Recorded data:

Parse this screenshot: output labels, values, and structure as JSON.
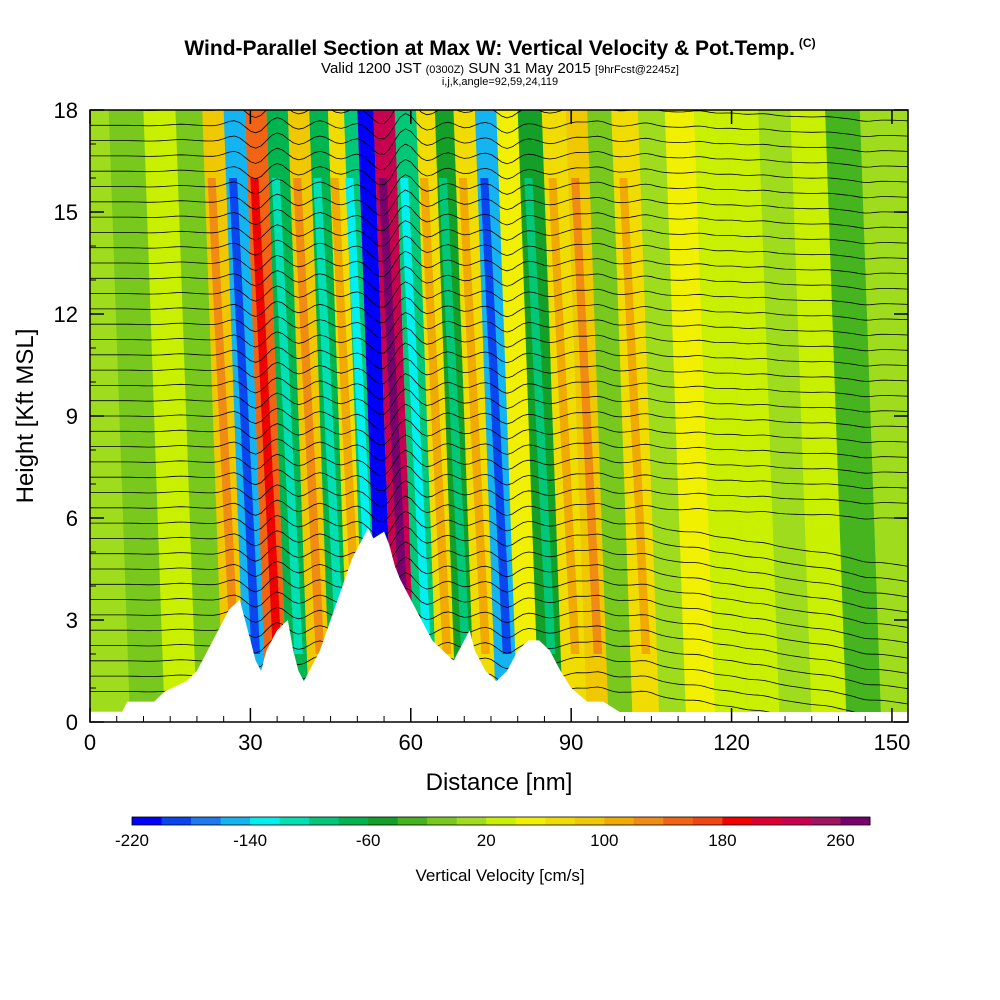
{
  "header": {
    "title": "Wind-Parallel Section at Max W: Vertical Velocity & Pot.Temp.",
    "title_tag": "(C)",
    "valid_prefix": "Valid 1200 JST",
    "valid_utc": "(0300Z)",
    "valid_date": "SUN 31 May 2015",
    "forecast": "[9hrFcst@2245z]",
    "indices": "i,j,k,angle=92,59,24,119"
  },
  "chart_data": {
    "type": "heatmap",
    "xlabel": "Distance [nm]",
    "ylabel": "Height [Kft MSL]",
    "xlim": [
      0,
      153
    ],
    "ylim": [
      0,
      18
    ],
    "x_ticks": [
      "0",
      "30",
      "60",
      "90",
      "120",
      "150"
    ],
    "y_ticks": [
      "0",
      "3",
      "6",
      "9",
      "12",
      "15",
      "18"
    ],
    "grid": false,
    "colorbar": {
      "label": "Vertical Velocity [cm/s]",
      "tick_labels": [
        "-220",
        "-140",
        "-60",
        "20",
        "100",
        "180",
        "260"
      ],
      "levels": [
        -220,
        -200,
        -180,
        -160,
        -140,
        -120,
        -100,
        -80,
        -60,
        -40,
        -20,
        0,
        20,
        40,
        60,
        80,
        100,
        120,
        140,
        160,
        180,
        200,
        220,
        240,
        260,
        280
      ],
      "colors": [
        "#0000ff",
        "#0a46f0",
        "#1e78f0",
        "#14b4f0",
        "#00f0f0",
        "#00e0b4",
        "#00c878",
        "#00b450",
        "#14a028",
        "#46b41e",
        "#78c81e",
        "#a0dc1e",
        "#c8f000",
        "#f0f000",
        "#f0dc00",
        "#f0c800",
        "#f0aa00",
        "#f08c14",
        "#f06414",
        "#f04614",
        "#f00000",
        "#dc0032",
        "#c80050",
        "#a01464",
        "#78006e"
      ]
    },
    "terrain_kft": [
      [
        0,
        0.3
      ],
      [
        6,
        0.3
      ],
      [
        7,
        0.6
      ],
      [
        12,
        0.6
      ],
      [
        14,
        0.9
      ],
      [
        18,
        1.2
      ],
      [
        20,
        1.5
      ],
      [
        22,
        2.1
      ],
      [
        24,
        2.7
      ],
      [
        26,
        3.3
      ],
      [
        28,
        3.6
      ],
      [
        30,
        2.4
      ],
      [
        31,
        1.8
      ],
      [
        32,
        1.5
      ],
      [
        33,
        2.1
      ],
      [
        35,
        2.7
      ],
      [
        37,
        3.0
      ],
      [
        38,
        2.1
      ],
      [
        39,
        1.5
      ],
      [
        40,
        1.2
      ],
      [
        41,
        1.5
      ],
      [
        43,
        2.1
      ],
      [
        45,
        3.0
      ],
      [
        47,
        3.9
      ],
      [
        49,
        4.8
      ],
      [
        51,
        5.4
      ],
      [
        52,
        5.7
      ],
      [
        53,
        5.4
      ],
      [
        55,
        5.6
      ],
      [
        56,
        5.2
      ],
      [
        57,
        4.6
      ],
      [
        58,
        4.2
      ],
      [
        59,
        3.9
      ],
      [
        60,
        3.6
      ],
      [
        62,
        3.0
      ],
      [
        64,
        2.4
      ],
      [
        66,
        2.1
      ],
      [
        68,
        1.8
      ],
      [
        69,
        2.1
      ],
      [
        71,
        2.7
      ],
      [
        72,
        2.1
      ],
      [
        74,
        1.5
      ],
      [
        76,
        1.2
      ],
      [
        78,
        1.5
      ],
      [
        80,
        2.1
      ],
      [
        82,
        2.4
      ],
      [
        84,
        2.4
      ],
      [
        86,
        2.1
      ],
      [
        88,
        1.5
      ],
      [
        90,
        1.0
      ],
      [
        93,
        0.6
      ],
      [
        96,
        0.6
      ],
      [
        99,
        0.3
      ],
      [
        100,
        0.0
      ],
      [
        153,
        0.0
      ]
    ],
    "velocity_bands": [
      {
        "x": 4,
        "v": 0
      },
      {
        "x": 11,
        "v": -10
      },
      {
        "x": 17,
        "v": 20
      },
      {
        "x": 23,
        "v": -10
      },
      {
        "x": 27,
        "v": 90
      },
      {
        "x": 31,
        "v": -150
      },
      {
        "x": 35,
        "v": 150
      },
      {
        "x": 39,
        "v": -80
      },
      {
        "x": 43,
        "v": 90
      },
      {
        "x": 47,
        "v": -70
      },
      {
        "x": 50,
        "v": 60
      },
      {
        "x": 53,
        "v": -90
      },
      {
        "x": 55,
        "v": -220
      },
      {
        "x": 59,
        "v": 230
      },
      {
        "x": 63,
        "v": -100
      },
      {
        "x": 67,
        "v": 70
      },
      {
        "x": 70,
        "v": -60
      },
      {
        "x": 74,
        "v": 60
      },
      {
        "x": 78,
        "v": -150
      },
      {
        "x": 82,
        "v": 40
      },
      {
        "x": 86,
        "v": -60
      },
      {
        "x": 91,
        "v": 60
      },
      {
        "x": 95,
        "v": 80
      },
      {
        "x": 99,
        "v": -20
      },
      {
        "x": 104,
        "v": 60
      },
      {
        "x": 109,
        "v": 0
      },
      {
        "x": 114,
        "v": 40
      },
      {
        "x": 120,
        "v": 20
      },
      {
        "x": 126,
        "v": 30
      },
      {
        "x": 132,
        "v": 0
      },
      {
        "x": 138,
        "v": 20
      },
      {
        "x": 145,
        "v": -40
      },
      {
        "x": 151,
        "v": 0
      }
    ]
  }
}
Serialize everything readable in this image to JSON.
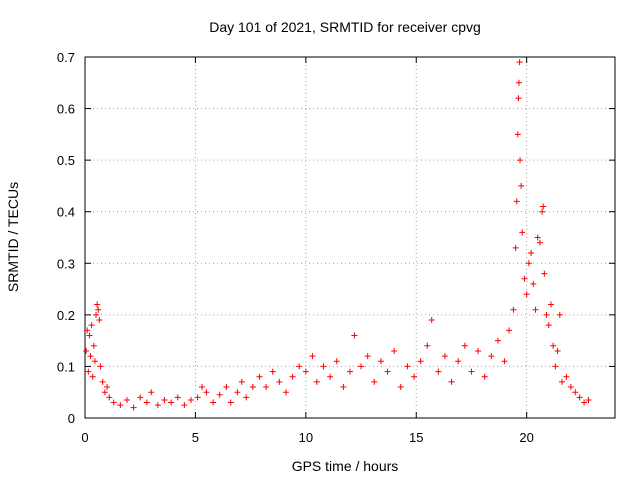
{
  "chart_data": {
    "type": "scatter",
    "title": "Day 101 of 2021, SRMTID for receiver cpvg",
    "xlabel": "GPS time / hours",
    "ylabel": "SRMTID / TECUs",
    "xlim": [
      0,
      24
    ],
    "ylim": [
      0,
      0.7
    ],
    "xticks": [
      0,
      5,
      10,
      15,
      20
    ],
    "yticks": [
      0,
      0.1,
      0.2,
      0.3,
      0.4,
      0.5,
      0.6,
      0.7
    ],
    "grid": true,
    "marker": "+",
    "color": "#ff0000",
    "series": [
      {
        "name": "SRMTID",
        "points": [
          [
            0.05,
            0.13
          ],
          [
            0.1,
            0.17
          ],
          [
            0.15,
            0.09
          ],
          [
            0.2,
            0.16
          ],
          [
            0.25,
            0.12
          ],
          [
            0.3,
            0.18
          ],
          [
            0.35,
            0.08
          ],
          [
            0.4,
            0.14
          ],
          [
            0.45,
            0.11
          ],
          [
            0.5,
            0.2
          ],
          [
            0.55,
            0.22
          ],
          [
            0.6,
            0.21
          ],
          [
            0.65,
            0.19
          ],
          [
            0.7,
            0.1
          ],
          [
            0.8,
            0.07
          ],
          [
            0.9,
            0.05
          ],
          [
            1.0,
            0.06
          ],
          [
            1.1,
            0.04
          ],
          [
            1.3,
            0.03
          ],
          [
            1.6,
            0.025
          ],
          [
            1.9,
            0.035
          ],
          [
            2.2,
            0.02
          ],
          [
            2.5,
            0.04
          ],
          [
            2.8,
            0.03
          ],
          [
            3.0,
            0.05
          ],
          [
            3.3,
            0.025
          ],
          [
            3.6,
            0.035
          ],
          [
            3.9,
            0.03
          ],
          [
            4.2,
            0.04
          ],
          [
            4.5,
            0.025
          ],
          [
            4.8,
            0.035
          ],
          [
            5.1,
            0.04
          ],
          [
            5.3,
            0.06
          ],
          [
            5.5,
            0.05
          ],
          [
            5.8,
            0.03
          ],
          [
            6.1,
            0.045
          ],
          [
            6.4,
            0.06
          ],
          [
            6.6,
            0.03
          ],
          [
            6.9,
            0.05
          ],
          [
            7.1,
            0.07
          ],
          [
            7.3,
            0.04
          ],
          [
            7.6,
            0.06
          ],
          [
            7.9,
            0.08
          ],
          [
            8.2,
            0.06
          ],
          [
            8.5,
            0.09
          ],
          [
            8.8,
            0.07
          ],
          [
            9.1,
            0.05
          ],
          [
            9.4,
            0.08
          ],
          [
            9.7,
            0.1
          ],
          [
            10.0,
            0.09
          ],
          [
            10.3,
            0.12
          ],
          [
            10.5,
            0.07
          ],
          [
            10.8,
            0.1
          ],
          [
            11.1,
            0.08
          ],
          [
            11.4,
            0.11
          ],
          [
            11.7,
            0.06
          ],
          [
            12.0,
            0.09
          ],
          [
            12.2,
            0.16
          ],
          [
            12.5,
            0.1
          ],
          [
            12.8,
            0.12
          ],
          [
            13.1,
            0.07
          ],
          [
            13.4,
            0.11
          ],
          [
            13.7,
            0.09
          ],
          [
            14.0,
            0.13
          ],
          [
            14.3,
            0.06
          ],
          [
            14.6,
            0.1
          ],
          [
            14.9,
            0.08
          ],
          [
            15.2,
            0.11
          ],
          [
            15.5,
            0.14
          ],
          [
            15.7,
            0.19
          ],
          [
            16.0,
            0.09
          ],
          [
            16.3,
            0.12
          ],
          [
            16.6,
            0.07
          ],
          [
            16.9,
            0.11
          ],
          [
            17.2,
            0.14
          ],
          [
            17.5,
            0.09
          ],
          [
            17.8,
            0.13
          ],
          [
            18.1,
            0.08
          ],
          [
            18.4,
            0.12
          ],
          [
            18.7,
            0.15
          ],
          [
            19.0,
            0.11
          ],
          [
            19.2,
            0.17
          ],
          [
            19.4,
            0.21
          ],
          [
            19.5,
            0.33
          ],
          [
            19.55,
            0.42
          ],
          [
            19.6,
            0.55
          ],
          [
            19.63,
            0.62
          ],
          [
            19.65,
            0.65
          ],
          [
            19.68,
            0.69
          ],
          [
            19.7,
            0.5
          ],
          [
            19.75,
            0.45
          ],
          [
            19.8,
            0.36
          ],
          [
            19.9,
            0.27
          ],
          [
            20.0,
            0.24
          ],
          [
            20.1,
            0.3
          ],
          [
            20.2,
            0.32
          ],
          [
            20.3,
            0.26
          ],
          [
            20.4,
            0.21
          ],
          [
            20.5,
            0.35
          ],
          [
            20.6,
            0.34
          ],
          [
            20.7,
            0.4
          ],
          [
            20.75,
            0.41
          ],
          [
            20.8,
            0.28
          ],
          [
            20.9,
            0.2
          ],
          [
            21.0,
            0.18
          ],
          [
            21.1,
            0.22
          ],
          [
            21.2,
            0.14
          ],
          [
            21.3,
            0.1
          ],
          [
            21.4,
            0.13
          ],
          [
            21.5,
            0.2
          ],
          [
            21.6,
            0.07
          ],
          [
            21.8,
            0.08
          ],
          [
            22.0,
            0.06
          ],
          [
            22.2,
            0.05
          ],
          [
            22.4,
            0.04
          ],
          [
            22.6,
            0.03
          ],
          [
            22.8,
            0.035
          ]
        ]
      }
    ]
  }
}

**Objective:** Extract every line containing the string "SRMTID" from the material.

**Response:**
    "title": "Day 101 of 2021, SRMTID for receiver cpvg",
    "ylabel": "SRMTID / TECUs",
        "name": "SRMTID",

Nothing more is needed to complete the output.